Task goal: Write out the listing below in full and exactly, leaving out every picture.

Dataset records:
********************
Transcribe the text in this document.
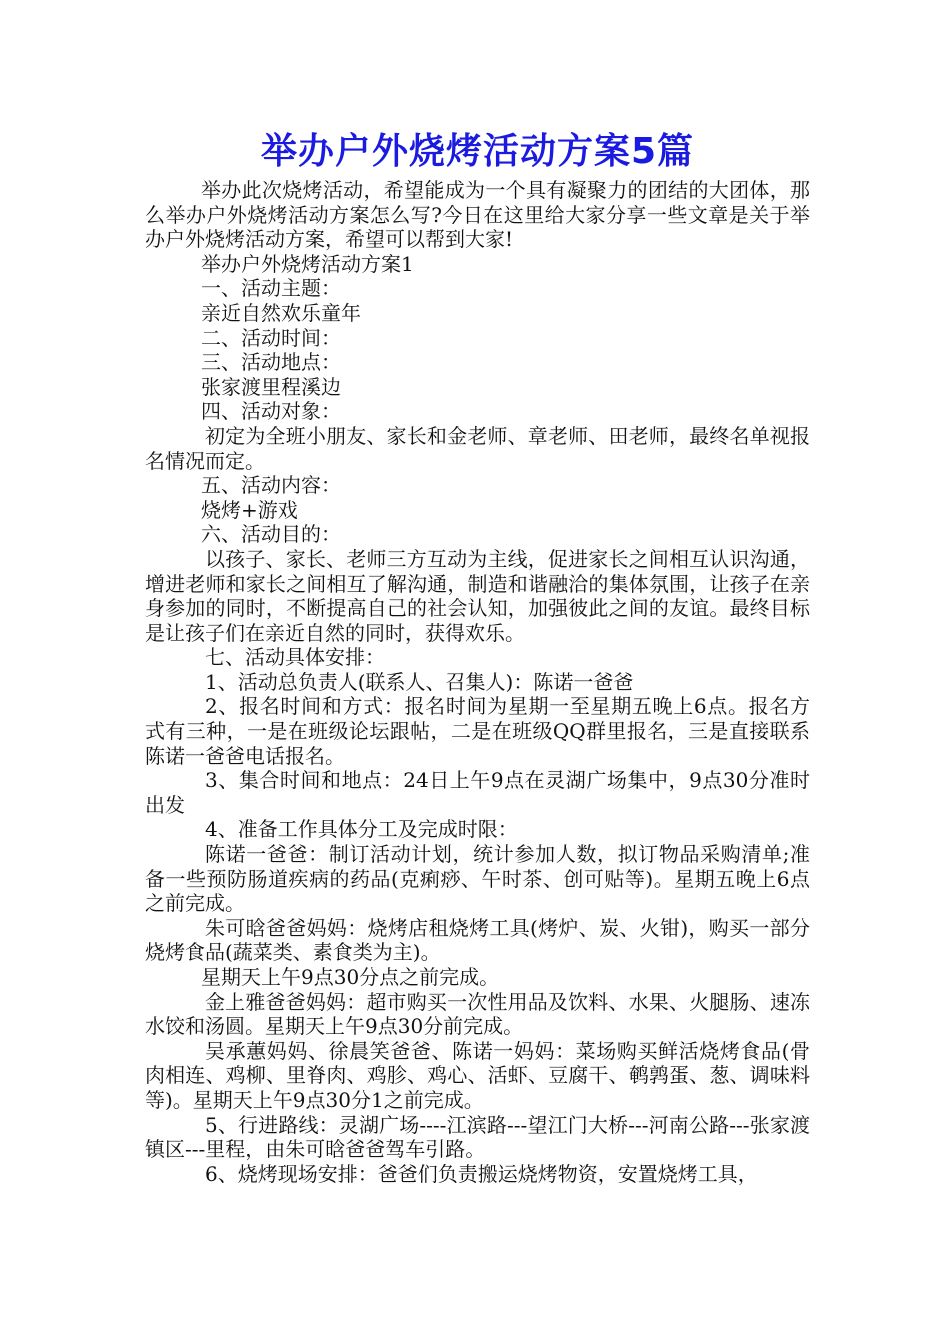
举办户外烧烤活动方案5篇

举办此次烧烤活动，希望能成为一个具有凝聚力的团结的大团体，那么举办户外烧烤活动方案怎么写?今日在这里给大家分享一些文章是关于举办户外烧烤活动方案，希望可以帮到大家!

举办户外烧烤活动方案1

一、活动主题：

亲近自然欢乐童年

二、活动时间：

三、活动地点：

张家渡里程溪边

四、活动对象：

初定为全班小朋友、家长和金老师、章老师、田老师，最终名单视报名情况而定。

五、活动内容：

烧烤+游戏

六、活动目的：

以孩子、家长、老师三方互动为主线，促进家长之间相互认识沟通，增进老师和家长之间相互了解沟通，制造和谐融洽的集体氛围，让孩子在亲身参加的同时，不断提高自己的社会认知，加强彼此之间的友谊。最终目标是让孩子们在亲近自然的同时，获得欢乐。

七、活动具体安排：

1、活动总负责人(联系人、召集人)：陈诺一爸爸

2、报名时间和方式：报名时间为星期一至星期五晚上6点。报名方式有三种，一是在班级论坛跟帖，二是在班级QQ群里报名，三是直接联系陈诺一爸爸电话报名。

3、集合时间和地点：24日上午9点在灵湖广场集中，9点30分准时出发

4、准备工作具体分工及完成时限：

陈诺一爸爸：制订活动计划，统计参加人数，拟订物品采购清单;准备一些预防肠道疾病的药品(克痢痧、午时茶、创可贴等)。星期五晚上6点之前完成。

朱可晗爸爸妈妈：烧烤店租烧烤工具(烤炉、炭、火钳)，购买一部分烧烤食品(蔬菜类、素食类为主)。

星期天上午9点30分点之前完成。

金上雅爸爸妈妈：超市购买一次性用品及饮料、水果、火腿肠、速冻水饺和汤圆。星期天上午9点30分前完成。

吴承蕙妈妈、徐晨笑爸爸、陈诺一妈妈：菜场购买鲜活烧烤食品(骨肉相连、鸡柳、里脊肉、鸡胗、鸡心、活虾、豆腐干、鹌鹑蛋、葱、调味料等)。星期天上午9点30分1之前完成。

5、行进路线：灵湖广场----江滨路---望江门大桥---河南公路---张家渡镇区---里程，由朱可晗爸爸驾车引路。

6、烧烤现场安排：爸爸们负责搬运烧烤物资，安置烧烤工具，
********************
Exercise solution:
Transcribe the text in this document.
举办户外烧烤活动方案5篇

举办此次烧烤活动，希望能成为一个具有凝聚力的团结的大团体，那么举办户外烧烤活动方案怎么写?今日在这里给大家分享一些文章是关于举办户外烧烤活动方案，希望可以帮到大家!

举办户外烧烤活动方案1

一、活动主题：

亲近自然欢乐童年

二、活动时间：

三、活动地点：

张家渡里程溪边

四、活动对象：

初定为全班小朋友、家长和金老师、章老师、田老师，最终名单视报名情况而定。

五、活动内容：

烧烤+游戏

六、活动目的：

以孩子、家长、老师三方互动为主线，促进家长之间相互认识沟通，增进老师和家长之间相互了解沟通，制造和谐融洽的集体氛围，让孩子在亲身参加的同时，不断提高自己的社会认知，加强彼此之间的友谊。最终目标是让孩子们在亲近自然的同时，获得欢乐。

七、活动具体安排：

1、活动总负责人(联系人、召集人)：陈诺一爸爸

2、报名时间和方式：报名时间为星期一至星期五晚上6点。报名方式有三种，一是在班级论坛跟帖，二是在班级QQ群里报名，三是直接联系陈诺一爸爸电话报名。

3、集合时间和地点：24日上午9点在灵湖广场集中，9点30分准时出发

4、准备工作具体分工及完成时限：

陈诺一爸爸：制订活动计划，统计参加人数，拟订物品采购清单;准备一些预防肠道疾病的药品(克痢痧、午时茶、创可贴等)。星期五晚上6点之前完成。

朱可晗爸爸妈妈：烧烤店租烧烤工具(烤炉、炭、火钳)，购买一部分烧烤食品(蔬菜类、素食类为主)。

星期天上午9点30分点之前完成。

金上雅爸爸妈妈：超市购买一次性用品及饮料、水果、火腿肠、速冻水饺和汤圆。星期天上午9点30分前完成。

吴承蕙妈妈、徐晨笑爸爸、陈诺一妈妈：菜场购买鲜活烧烤食品(骨肉相连、鸡柳、里脊肉、鸡胗、鸡心、活虾、豆腐干、鹌鹑蛋、葱、调味料等)。星期天上午9点30分1之前完成。

5、行进路线：灵湖广场----江滨路---望江门大桥---河南公路---张家渡镇区---里程，由朱可晗爸爸驾车引路。

6、烧烤现场安排：爸爸们负责搬运烧烤物资，安置烧烤工具，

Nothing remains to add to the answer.